Return every record verbatim.
:: Input for this task
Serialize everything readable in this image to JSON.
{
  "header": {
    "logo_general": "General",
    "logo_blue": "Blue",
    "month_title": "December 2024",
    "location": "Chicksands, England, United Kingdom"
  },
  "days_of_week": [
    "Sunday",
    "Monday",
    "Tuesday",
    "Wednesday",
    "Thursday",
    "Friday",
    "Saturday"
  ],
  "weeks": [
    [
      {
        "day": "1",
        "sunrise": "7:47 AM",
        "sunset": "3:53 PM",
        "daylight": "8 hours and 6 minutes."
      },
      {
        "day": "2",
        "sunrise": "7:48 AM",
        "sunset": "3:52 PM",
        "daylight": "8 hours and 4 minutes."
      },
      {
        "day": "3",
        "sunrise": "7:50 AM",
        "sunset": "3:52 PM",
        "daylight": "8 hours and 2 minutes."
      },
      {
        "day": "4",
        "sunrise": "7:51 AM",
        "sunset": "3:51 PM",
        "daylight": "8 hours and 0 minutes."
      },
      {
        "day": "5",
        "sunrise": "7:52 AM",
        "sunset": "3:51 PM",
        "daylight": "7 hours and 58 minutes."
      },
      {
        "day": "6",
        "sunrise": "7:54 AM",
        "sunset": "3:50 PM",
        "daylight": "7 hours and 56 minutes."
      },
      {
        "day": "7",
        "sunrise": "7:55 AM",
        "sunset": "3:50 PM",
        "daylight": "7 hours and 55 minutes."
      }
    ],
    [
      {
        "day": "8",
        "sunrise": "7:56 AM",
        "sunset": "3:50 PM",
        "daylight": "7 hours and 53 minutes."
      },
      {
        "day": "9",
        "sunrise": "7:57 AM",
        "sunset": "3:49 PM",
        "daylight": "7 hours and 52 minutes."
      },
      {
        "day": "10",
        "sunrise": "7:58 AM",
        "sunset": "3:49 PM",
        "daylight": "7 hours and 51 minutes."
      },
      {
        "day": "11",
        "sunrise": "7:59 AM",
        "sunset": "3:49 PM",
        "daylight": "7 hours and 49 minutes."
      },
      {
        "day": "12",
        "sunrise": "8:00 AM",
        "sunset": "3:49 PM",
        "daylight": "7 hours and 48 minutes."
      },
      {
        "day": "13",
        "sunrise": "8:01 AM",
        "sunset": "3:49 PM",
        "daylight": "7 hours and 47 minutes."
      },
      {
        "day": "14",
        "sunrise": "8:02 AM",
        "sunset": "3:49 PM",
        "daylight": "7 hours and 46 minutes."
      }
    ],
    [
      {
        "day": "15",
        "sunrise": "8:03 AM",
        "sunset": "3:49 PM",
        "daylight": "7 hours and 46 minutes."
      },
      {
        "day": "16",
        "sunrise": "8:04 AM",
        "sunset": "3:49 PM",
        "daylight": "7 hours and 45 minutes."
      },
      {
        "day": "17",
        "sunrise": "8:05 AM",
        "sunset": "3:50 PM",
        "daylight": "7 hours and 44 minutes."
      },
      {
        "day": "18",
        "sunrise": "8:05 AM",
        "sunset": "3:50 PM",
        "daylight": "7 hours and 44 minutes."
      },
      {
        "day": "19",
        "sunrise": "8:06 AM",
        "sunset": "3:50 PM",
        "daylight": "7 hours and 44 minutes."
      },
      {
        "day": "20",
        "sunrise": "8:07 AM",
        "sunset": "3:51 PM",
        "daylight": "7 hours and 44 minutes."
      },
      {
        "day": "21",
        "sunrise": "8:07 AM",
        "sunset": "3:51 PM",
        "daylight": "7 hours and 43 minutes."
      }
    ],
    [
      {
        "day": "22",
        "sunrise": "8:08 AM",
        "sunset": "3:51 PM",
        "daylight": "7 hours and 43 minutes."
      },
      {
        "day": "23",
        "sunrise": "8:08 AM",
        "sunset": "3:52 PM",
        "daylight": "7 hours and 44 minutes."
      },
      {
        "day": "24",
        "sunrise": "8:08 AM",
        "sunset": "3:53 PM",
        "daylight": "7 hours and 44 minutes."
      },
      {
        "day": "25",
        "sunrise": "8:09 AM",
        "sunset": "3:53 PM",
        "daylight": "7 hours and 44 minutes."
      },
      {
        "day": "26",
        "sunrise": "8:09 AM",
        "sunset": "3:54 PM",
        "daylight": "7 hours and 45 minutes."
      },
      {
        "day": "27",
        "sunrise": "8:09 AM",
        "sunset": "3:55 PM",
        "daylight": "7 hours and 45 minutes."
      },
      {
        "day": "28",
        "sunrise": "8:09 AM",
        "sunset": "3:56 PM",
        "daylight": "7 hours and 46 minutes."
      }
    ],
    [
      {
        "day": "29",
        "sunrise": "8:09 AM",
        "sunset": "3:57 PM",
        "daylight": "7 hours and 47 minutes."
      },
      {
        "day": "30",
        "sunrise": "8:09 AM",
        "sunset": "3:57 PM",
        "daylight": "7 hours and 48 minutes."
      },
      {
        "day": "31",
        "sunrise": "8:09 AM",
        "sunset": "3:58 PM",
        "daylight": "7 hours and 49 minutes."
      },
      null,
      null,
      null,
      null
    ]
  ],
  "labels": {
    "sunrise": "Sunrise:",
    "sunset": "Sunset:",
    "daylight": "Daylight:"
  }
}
::::
Correct answer.
Serialize everything readable in this image to JSON.
{
  "header": {
    "logo_general": "General",
    "logo_blue": "Blue",
    "month_title": "December 2024",
    "location": "Chicksands, England, United Kingdom"
  },
  "days_of_week": [
    "Sunday",
    "Monday",
    "Tuesday",
    "Wednesday",
    "Thursday",
    "Friday",
    "Saturday"
  ],
  "weeks": [
    [
      {
        "day": "1",
        "sunrise": "7:47 AM",
        "sunset": "3:53 PM",
        "daylight": "8 hours and 6 minutes."
      },
      {
        "day": "2",
        "sunrise": "7:48 AM",
        "sunset": "3:52 PM",
        "daylight": "8 hours and 4 minutes."
      },
      {
        "day": "3",
        "sunrise": "7:50 AM",
        "sunset": "3:52 PM",
        "daylight": "8 hours and 2 minutes."
      },
      {
        "day": "4",
        "sunrise": "7:51 AM",
        "sunset": "3:51 PM",
        "daylight": "8 hours and 0 minutes."
      },
      {
        "day": "5",
        "sunrise": "7:52 AM",
        "sunset": "3:51 PM",
        "daylight": "7 hours and 58 minutes."
      },
      {
        "day": "6",
        "sunrise": "7:54 AM",
        "sunset": "3:50 PM",
        "daylight": "7 hours and 56 minutes."
      },
      {
        "day": "7",
        "sunrise": "7:55 AM",
        "sunset": "3:50 PM",
        "daylight": "7 hours and 55 minutes."
      }
    ],
    [
      {
        "day": "8",
        "sunrise": "7:56 AM",
        "sunset": "3:50 PM",
        "daylight": "7 hours and 53 minutes."
      },
      {
        "day": "9",
        "sunrise": "7:57 AM",
        "sunset": "3:49 PM",
        "daylight": "7 hours and 52 minutes."
      },
      {
        "day": "10",
        "sunrise": "7:58 AM",
        "sunset": "3:49 PM",
        "daylight": "7 hours and 51 minutes."
      },
      {
        "day": "11",
        "sunrise": "7:59 AM",
        "sunset": "3:49 PM",
        "daylight": "7 hours and 49 minutes."
      },
      {
        "day": "12",
        "sunrise": "8:00 AM",
        "sunset": "3:49 PM",
        "daylight": "7 hours and 48 minutes."
      },
      {
        "day": "13",
        "sunrise": "8:01 AM",
        "sunset": "3:49 PM",
        "daylight": "7 hours and 47 minutes."
      },
      {
        "day": "14",
        "sunrise": "8:02 AM",
        "sunset": "3:49 PM",
        "daylight": "7 hours and 46 minutes."
      }
    ],
    [
      {
        "day": "15",
        "sunrise": "8:03 AM",
        "sunset": "3:49 PM",
        "daylight": "7 hours and 46 minutes."
      },
      {
        "day": "16",
        "sunrise": "8:04 AM",
        "sunset": "3:49 PM",
        "daylight": "7 hours and 45 minutes."
      },
      {
        "day": "17",
        "sunrise": "8:05 AM",
        "sunset": "3:50 PM",
        "daylight": "7 hours and 44 minutes."
      },
      {
        "day": "18",
        "sunrise": "8:05 AM",
        "sunset": "3:50 PM",
        "daylight": "7 hours and 44 minutes."
      },
      {
        "day": "19",
        "sunrise": "8:06 AM",
        "sunset": "3:50 PM",
        "daylight": "7 hours and 44 minutes."
      },
      {
        "day": "20",
        "sunrise": "8:07 AM",
        "sunset": "3:51 PM",
        "daylight": "7 hours and 44 minutes."
      },
      {
        "day": "21",
        "sunrise": "8:07 AM",
        "sunset": "3:51 PM",
        "daylight": "7 hours and 43 minutes."
      }
    ],
    [
      {
        "day": "22",
        "sunrise": "8:08 AM",
        "sunset": "3:51 PM",
        "daylight": "7 hours and 43 minutes."
      },
      {
        "day": "23",
        "sunrise": "8:08 AM",
        "sunset": "3:52 PM",
        "daylight": "7 hours and 44 minutes."
      },
      {
        "day": "24",
        "sunrise": "8:08 AM",
        "sunset": "3:53 PM",
        "daylight": "7 hours and 44 minutes."
      },
      {
        "day": "25",
        "sunrise": "8:09 AM",
        "sunset": "3:53 PM",
        "daylight": "7 hours and 44 minutes."
      },
      {
        "day": "26",
        "sunrise": "8:09 AM",
        "sunset": "3:54 PM",
        "daylight": "7 hours and 45 minutes."
      },
      {
        "day": "27",
        "sunrise": "8:09 AM",
        "sunset": "3:55 PM",
        "daylight": "7 hours and 45 minutes."
      },
      {
        "day": "28",
        "sunrise": "8:09 AM",
        "sunset": "3:56 PM",
        "daylight": "7 hours and 46 minutes."
      }
    ],
    [
      {
        "day": "29",
        "sunrise": "8:09 AM",
        "sunset": "3:57 PM",
        "daylight": "7 hours and 47 minutes."
      },
      {
        "day": "30",
        "sunrise": "8:09 AM",
        "sunset": "3:57 PM",
        "daylight": "7 hours and 48 minutes."
      },
      {
        "day": "31",
        "sunrise": "8:09 AM",
        "sunset": "3:58 PM",
        "daylight": "7 hours and 49 minutes."
      },
      null,
      null,
      null,
      null
    ]
  ],
  "labels": {
    "sunrise": "Sunrise:",
    "sunset": "Sunset:",
    "daylight": "Daylight:"
  }
}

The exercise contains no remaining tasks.